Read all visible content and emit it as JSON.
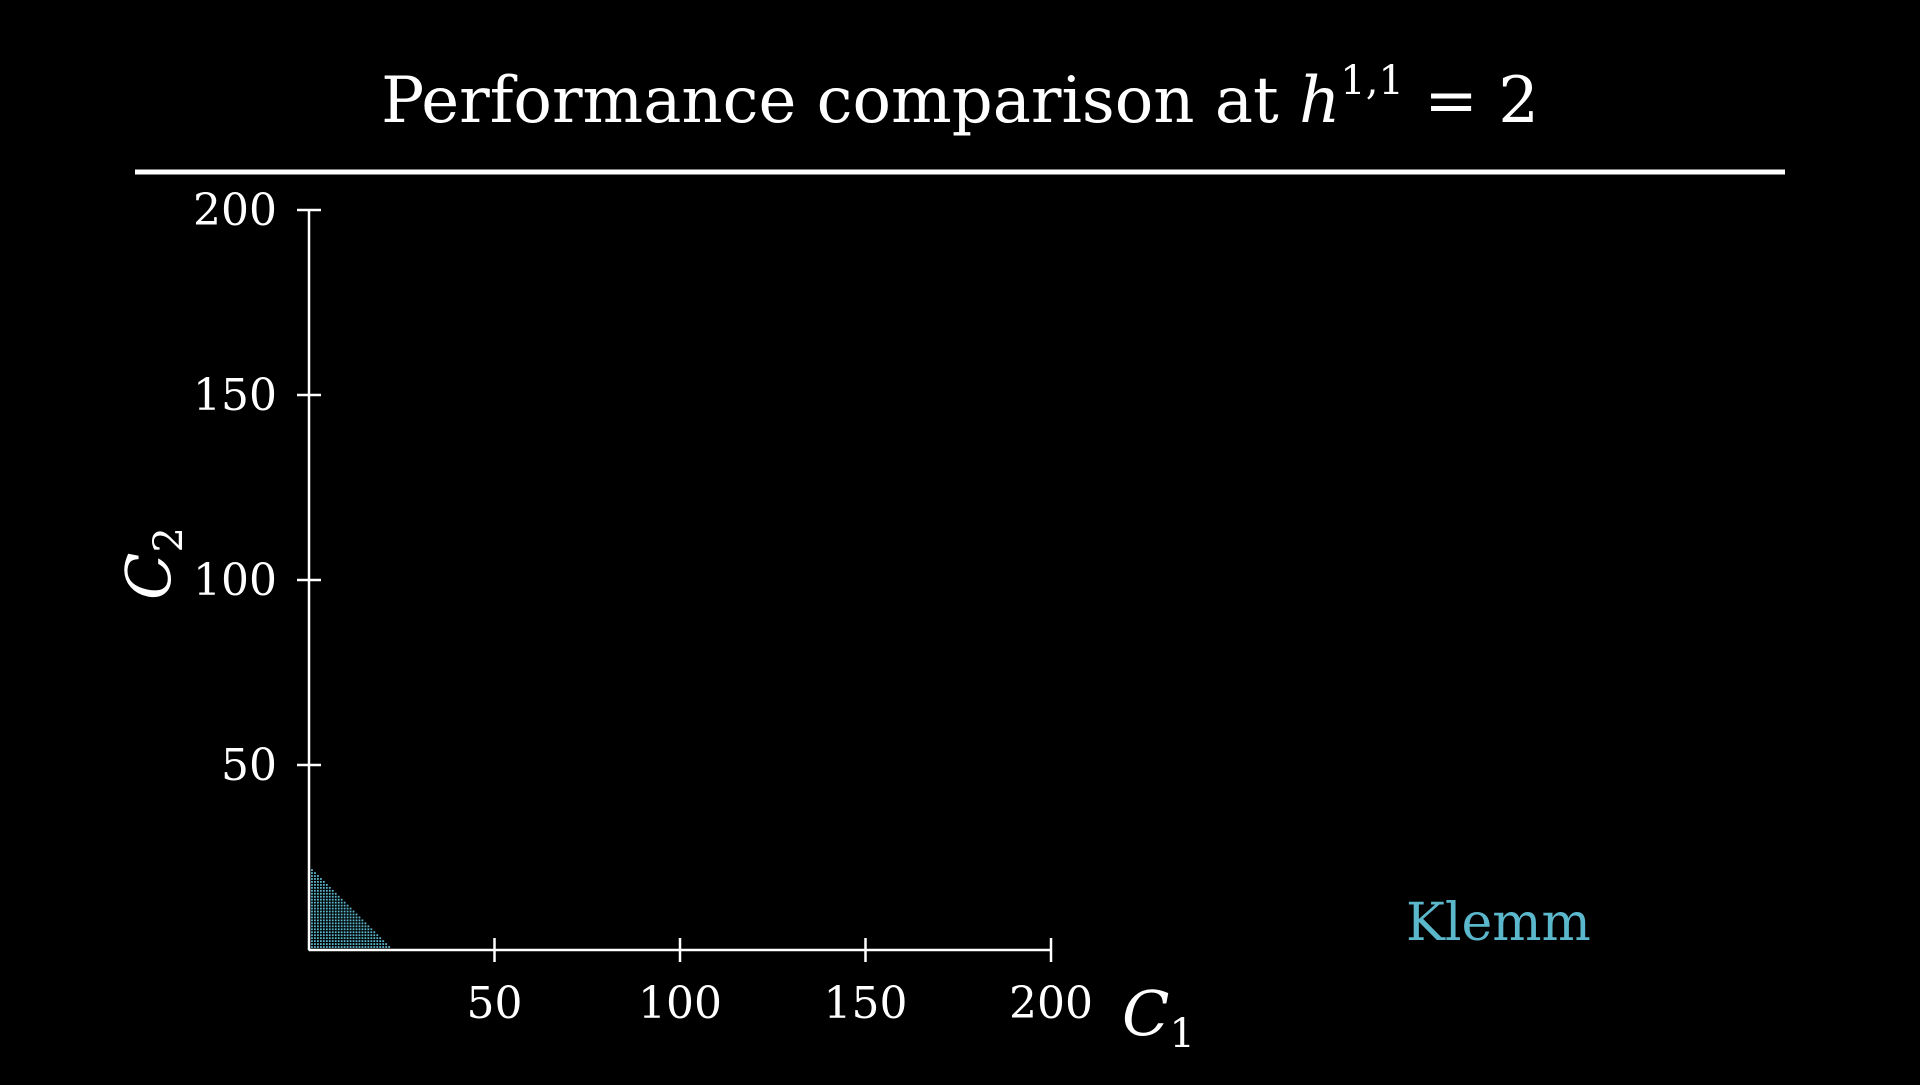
{
  "title": {
    "prefix": "Performance comparison at ",
    "math_var": "h",
    "math_sup": "1,1",
    "math_rest": " = 2"
  },
  "chart_data": {
    "type": "scatter",
    "title": "Performance comparison at h^{1,1} = 2",
    "xlabel": {
      "symbol": "C",
      "sub": "1"
    },
    "ylabel": {
      "symbol": "C",
      "sub": "2"
    },
    "xlim": [
      0,
      200
    ],
    "ylim": [
      0,
      200
    ],
    "xticks": [
      50,
      100,
      150,
      200
    ],
    "yticks": [
      50,
      100,
      150,
      200
    ],
    "grid": false,
    "series": [
      {
        "name": "Klemm",
        "color": "#5bb8cc",
        "region": "dense lattice of points filling the triangle c1 + c2 <= 23, c1 >= 0, c2 >= 0",
        "max_sum": 23
      }
    ],
    "legend": {
      "placement": "bottom-right"
    }
  },
  "colors": {
    "background": "#000000",
    "foreground": "#ffffff",
    "accent": "#5bb8cc"
  }
}
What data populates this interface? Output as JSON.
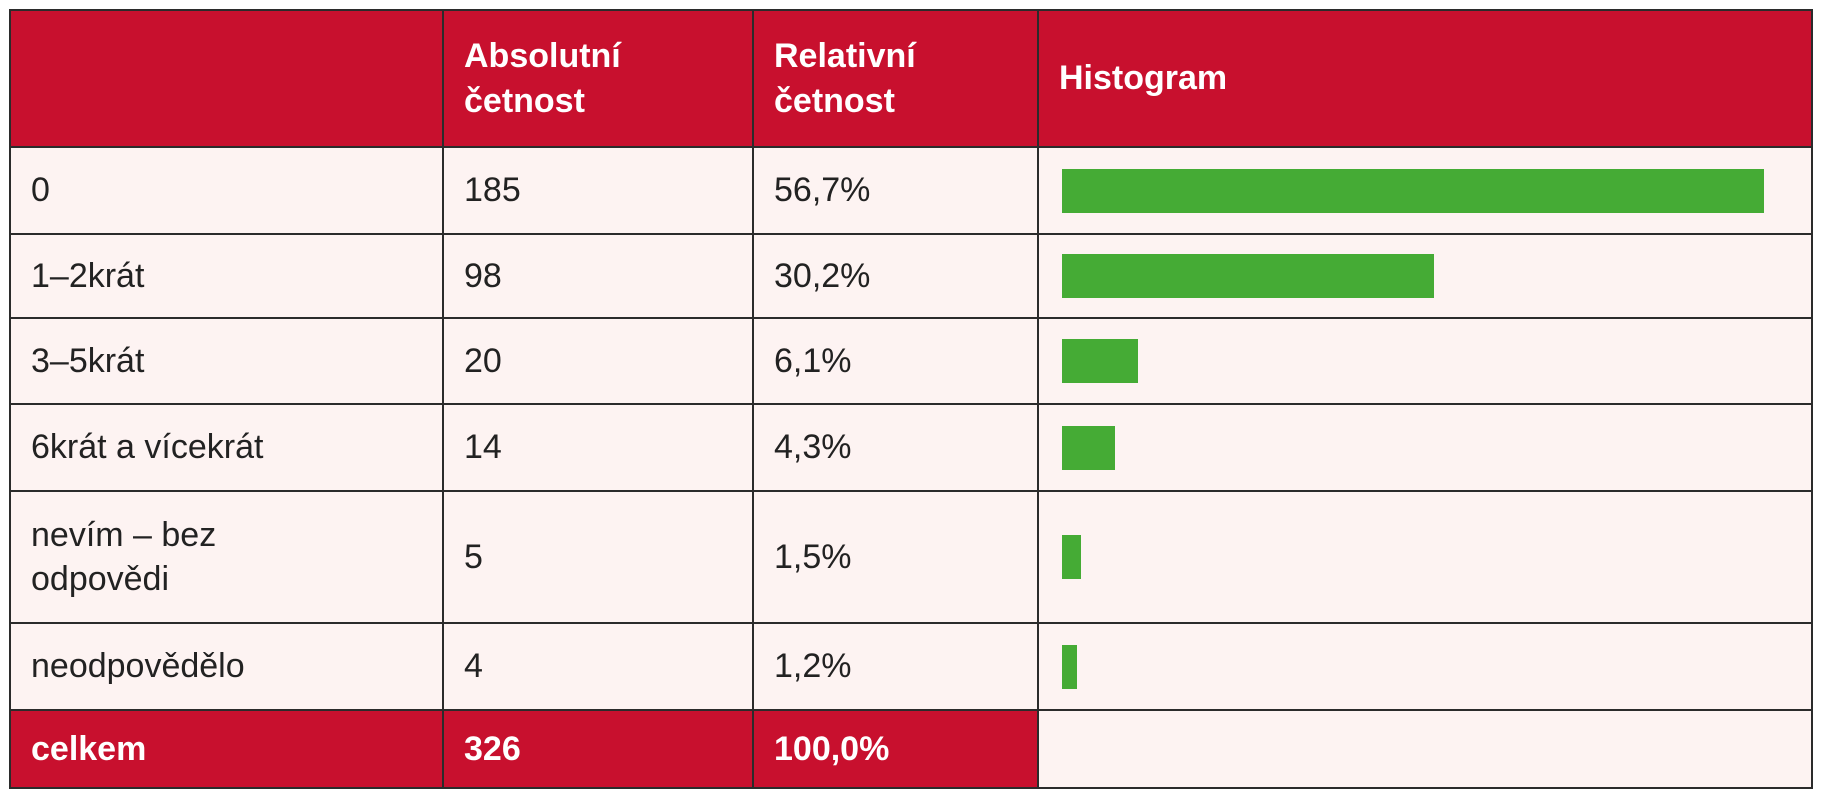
::::::::
* [Given problem] Copy every line of the data word for word, omitting the images.

* [Exercise result]
Read all visible content and emit it as JSON.
{
  "title": {
    "prefix": "Performance comparison at ",
    "math_var": "h",
    "math_sup": "1,1",
    "math_rest": " = 2"
  },
  "chart_data": {
    "type": "scatter",
    "title": "Performance comparison at h^{1,1} = 2",
    "xlabel": {
      "symbol": "C",
      "sub": "1"
    },
    "ylabel": {
      "symbol": "C",
      "sub": "2"
    },
    "xlim": [
      0,
      200
    ],
    "ylim": [
      0,
      200
    ],
    "xticks": [
      50,
      100,
      150,
      200
    ],
    "yticks": [
      50,
      100,
      150,
      200
    ],
    "grid": false,
    "series": [
      {
        "name": "Klemm",
        "color": "#5bb8cc",
        "region": "dense lattice of points filling the triangle c1 + c2 <= 23, c1 >= 0, c2 >= 0",
        "max_sum": 23
      }
    ],
    "legend": {
      "placement": "bottom-right"
    }
  },
  "colors": {
    "background": "#000000",
    "foreground": "#ffffff",
    "accent": "#5bb8cc"
  }
}
What data populates this interface? Output as JSON.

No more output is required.